Reproduce all the material exactly, minus any pictures it holds.

_PROVIDED RECORDS:_
- - -
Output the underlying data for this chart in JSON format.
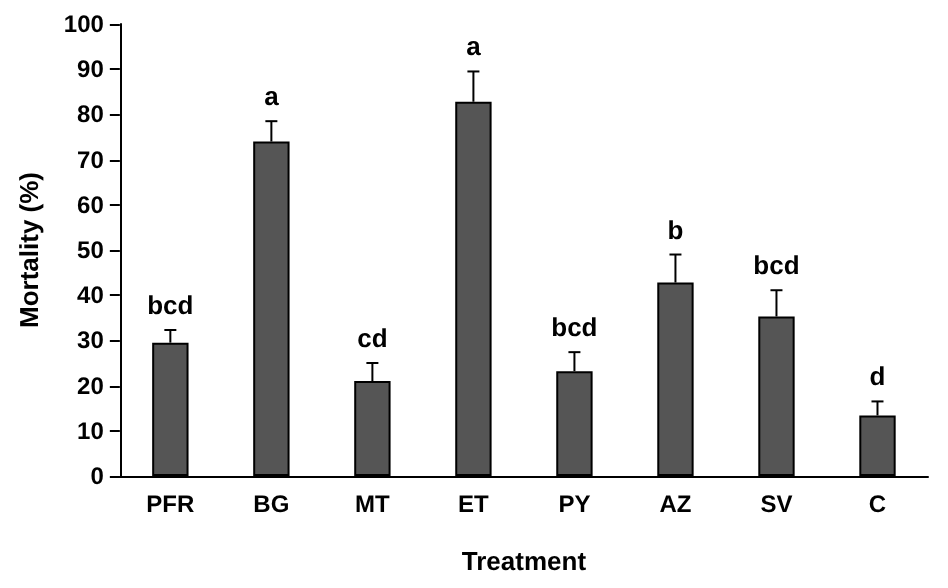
{
  "chart_data": {
    "type": "bar",
    "xlabel": "Treatment",
    "ylabel": "Mortality (%)",
    "categories": [
      "PFR",
      "BG",
      "MT",
      "ET",
      "PY",
      "AZ",
      "SV",
      "C"
    ],
    "values": [
      29.5,
      74,
      21,
      82.8,
      23.2,
      42.8,
      35.3,
      13.4
    ],
    "errors": [
      2.8,
      4.5,
      4,
      6.7,
      4.2,
      6.2,
      5.8,
      3.1
    ],
    "color": "#555555",
    "ylim": [
      0,
      100
    ],
    "yticks": [
      0,
      10,
      20,
      30,
      40,
      50,
      60,
      70,
      80,
      90,
      100
    ],
    "grid": false,
    "annotations": [
      {
        "text": "bcd",
        "x": "PFR",
        "y": 32.3
      },
      {
        "text": "a",
        "x": "BG",
        "y": 78.5
      },
      {
        "text": "cd",
        "x": "MT",
        "y": 25
      },
      {
        "text": "a",
        "x": "ET",
        "y": 89.5
      },
      {
        "text": "bcd",
        "x": "PY",
        "y": 27.4
      },
      {
        "text": "b",
        "x": "AZ",
        "y": 49
      },
      {
        "text": "bcd",
        "x": "SV",
        "y": 41.1
      },
      {
        "text": "d",
        "x": "C",
        "y": 16.5
      }
    ]
  }
}
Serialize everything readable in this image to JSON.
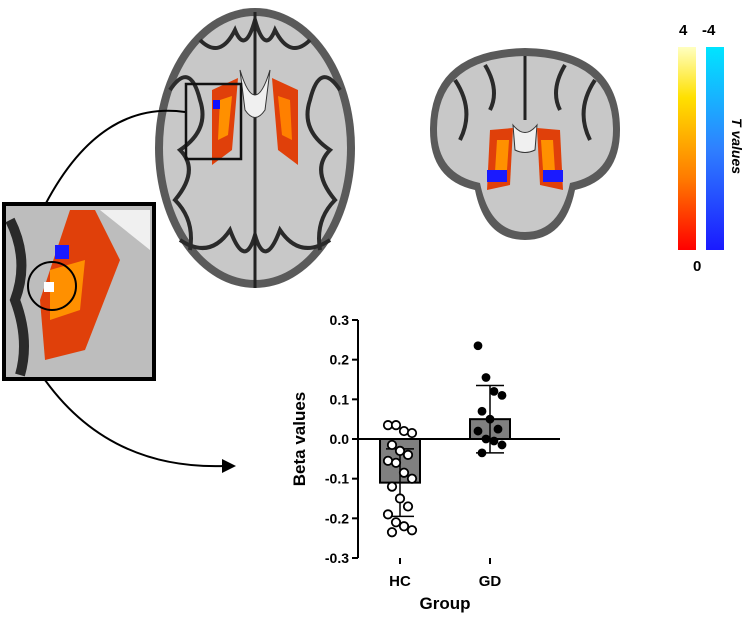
{
  "colorbar": {
    "positive_max": "4",
    "negative_max": "-4",
    "min": "0",
    "title": "T values",
    "positive_colors": [
      "#ff0000",
      "#ff7a00",
      "#ffe000",
      "#ffffc0"
    ],
    "negative_colors": [
      "#1a1aff",
      "#2f80ff",
      "#00e5ff"
    ]
  },
  "brain_images": [
    {
      "view": "axial",
      "structure": "brain slice with striatal activation"
    },
    {
      "view": "coronal",
      "structure": "brain slice with striatal activation"
    },
    {
      "view": "zoom",
      "structure": "enlarged putamen region with circled cluster"
    }
  ],
  "chart_data": {
    "type": "bar",
    "categories": [
      "HC",
      "GD"
    ],
    "values": [
      -0.11,
      0.05
    ],
    "error_sd": [
      0.085,
      0.085
    ],
    "points": {
      "HC": [
        0.035,
        0.035,
        0.02,
        0.015,
        -0.015,
        -0.03,
        -0.04,
        -0.055,
        -0.06,
        -0.085,
        -0.1,
        -0.12,
        -0.15,
        -0.17,
        -0.19,
        -0.21,
        -0.22,
        -0.23,
        -0.235
      ],
      "GD": [
        0.235,
        0.155,
        0.12,
        0.11,
        0.07,
        0.05,
        0.025,
        0.02,
        0.0,
        -0.005,
        -0.015,
        -0.035
      ]
    },
    "xlabel": "Group",
    "ylabel": "Beta values",
    "ylim": [
      -0.3,
      0.3
    ],
    "yticks": [
      "0.3",
      "0.2",
      "0.1",
      "0.0",
      "-0.1",
      "-0.2",
      "-0.3"
    ],
    "bar_color": "#808080",
    "HC_marker": "open circle",
    "GD_marker": "filled circle"
  }
}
- - -
_WRITTEN RESPONSE:_
Output the underlying data for this chart in JSON format.
{
  "chart_data": {
    "type": "bar",
    "xlabel": "Treatment",
    "ylabel": "Mortality (%)",
    "categories": [
      "PFR",
      "BG",
      "MT",
      "ET",
      "PY",
      "AZ",
      "SV",
      "C"
    ],
    "values": [
      29.5,
      74,
      21,
      82.8,
      23.2,
      42.8,
      35.3,
      13.4
    ],
    "errors": [
      2.8,
      4.5,
      4,
      6.7,
      4.2,
      6.2,
      5.8,
      3.1
    ],
    "color": "#555555",
    "ylim": [
      0,
      100
    ],
    "yticks": [
      0,
      10,
      20,
      30,
      40,
      50,
      60,
      70,
      80,
      90,
      100
    ],
    "grid": false,
    "annotations": [
      {
        "text": "bcd",
        "x": "PFR",
        "y": 32.3
      },
      {
        "text": "a",
        "x": "BG",
        "y": 78.5
      },
      {
        "text": "cd",
        "x": "MT",
        "y": 25
      },
      {
        "text": "a",
        "x": "ET",
        "y": 89.5
      },
      {
        "text": "bcd",
        "x": "PY",
        "y": 27.4
      },
      {
        "text": "b",
        "x": "AZ",
        "y": 49
      },
      {
        "text": "bcd",
        "x": "SV",
        "y": 41.1
      },
      {
        "text": "d",
        "x": "C",
        "y": 16.5
      }
    ]
  }
}
Serialize everything readable in this image to JSON.
{
  "colorbar": {
    "positive_max": "4",
    "negative_max": "-4",
    "min": "0",
    "title": "T values",
    "positive_colors": [
      "#ff0000",
      "#ff7a00",
      "#ffe000",
      "#ffffc0"
    ],
    "negative_colors": [
      "#1a1aff",
      "#2f80ff",
      "#00e5ff"
    ]
  },
  "brain_images": [
    {
      "view": "axial",
      "structure": "brain slice with striatal activation"
    },
    {
      "view": "coronal",
      "structure": "brain slice with striatal activation"
    },
    {
      "view": "zoom",
      "structure": "enlarged putamen region with circled cluster"
    }
  ],
  "chart_data": {
    "type": "bar",
    "categories": [
      "HC",
      "GD"
    ],
    "values": [
      -0.11,
      0.05
    ],
    "error_sd": [
      0.085,
      0.085
    ],
    "points": {
      "HC": [
        0.035,
        0.035,
        0.02,
        0.015,
        -0.015,
        -0.03,
        -0.04,
        -0.055,
        -0.06,
        -0.085,
        -0.1,
        -0.12,
        -0.15,
        -0.17,
        -0.19,
        -0.21,
        -0.22,
        -0.23,
        -0.235
      ],
      "GD": [
        0.235,
        0.155,
        0.12,
        0.11,
        0.07,
        0.05,
        0.025,
        0.02,
        0.0,
        -0.005,
        -0.015,
        -0.035
      ]
    },
    "xlabel": "Group",
    "ylabel": "Beta values",
    "ylim": [
      -0.3,
      0.3
    ],
    "yticks": [
      "0.3",
      "0.2",
      "0.1",
      "0.0",
      "-0.1",
      "-0.2",
      "-0.3"
    ],
    "bar_color": "#808080",
    "HC_marker": "open circle",
    "GD_marker": "filled circle"
  }
}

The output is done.